**Data lines:**
+---+
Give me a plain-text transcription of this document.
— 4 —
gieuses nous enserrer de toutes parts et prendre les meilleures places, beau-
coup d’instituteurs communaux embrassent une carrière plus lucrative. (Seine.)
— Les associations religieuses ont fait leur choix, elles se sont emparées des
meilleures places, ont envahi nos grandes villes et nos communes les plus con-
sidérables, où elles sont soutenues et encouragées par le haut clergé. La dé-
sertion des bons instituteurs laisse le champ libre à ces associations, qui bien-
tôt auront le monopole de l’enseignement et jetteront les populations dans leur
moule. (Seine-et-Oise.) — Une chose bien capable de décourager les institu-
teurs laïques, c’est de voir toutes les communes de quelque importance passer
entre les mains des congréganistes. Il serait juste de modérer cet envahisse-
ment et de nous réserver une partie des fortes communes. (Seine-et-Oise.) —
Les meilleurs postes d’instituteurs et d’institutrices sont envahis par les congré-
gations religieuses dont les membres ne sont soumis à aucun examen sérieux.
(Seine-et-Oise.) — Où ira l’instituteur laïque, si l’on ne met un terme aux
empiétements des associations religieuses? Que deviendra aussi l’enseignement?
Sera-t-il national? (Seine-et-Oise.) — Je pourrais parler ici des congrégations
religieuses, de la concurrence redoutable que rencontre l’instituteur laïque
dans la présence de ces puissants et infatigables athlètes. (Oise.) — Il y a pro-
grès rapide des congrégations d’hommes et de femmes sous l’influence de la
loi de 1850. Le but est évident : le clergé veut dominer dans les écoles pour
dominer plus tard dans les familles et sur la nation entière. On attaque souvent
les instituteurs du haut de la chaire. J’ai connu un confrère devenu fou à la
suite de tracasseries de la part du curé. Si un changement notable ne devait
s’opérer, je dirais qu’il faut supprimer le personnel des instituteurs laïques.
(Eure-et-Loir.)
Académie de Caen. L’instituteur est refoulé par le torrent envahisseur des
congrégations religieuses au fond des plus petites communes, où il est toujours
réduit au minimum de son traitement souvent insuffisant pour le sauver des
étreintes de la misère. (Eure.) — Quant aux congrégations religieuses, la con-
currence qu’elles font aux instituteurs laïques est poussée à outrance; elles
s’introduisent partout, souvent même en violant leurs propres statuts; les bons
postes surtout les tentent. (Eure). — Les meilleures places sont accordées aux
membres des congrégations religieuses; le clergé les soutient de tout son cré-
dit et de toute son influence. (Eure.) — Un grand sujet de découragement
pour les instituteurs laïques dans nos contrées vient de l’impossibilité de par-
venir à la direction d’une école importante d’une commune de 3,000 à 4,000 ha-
+---+
**What is needed:**
Go through the listing above and locate each line that holds the word "membres". Copy those lines.

**Written response:**
gations religieuses dont les membres ne sont soumis à aucun examen sérieux.
membres des congrégations religieuses; le clergé les soutient de tout son cré-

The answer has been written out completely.